Problem details. Extract all lines that hold "thống" from the records below.

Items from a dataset
------------------------
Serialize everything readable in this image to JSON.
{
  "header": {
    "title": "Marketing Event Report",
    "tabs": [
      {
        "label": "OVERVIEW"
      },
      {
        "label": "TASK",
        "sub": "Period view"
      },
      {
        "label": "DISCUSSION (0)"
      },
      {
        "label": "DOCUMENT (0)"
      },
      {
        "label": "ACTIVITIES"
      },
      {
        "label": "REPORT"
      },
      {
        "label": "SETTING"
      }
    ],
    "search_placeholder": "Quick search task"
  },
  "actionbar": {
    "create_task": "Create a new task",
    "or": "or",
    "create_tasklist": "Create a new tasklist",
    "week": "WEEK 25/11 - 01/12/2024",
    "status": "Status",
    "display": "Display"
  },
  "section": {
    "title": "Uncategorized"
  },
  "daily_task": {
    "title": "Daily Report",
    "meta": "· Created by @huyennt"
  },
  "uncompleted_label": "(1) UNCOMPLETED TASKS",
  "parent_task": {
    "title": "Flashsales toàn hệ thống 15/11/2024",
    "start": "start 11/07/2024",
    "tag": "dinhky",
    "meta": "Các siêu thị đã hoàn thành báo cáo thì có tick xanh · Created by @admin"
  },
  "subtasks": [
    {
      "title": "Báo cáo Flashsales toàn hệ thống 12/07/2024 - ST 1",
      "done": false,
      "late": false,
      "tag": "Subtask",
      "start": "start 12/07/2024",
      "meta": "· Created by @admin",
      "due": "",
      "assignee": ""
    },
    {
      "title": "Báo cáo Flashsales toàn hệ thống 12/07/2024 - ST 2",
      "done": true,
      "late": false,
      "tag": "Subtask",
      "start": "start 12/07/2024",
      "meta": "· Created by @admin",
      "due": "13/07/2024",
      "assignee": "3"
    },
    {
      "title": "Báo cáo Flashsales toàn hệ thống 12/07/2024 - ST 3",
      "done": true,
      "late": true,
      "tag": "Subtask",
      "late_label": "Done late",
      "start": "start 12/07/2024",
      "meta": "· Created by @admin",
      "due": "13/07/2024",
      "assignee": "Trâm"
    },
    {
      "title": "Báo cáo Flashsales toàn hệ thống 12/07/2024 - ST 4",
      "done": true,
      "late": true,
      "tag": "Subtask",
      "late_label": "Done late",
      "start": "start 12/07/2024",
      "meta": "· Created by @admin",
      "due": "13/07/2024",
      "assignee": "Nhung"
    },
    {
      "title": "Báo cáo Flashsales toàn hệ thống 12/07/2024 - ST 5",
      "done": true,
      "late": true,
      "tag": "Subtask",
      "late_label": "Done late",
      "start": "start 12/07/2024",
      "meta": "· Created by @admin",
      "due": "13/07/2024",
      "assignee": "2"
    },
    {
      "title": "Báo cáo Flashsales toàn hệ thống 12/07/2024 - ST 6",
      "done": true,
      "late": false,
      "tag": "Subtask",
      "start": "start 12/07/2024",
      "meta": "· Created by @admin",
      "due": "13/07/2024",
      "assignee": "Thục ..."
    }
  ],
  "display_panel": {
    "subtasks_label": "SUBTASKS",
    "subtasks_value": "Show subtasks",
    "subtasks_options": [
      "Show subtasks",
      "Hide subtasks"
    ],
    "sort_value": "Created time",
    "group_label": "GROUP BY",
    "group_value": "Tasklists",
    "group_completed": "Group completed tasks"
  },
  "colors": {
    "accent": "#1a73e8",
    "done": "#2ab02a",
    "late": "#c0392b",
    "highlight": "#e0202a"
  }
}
------------------------
Written response.
    "title": "Flashsales toàn hệ thống 15/11/2024",
      "title": "Báo cáo Flashsales toàn hệ thống 12/07/2024 - ST 1",
      "title": "Báo cáo Flashsales toàn hệ thống 12/07/2024 - ST 2",
      "title": "Báo cáo Flashsales toàn hệ thống 12/07/2024 - ST 3",
      "title": "Báo cáo Flashsales toàn hệ thống 12/07/2024 - ST 4",
      "title": "Báo cáo Flashsales toàn hệ thống 12/07/2024 - ST 5",
      "title": "Báo cáo Flashsales toàn hệ thống 12/07/2024 - ST 6",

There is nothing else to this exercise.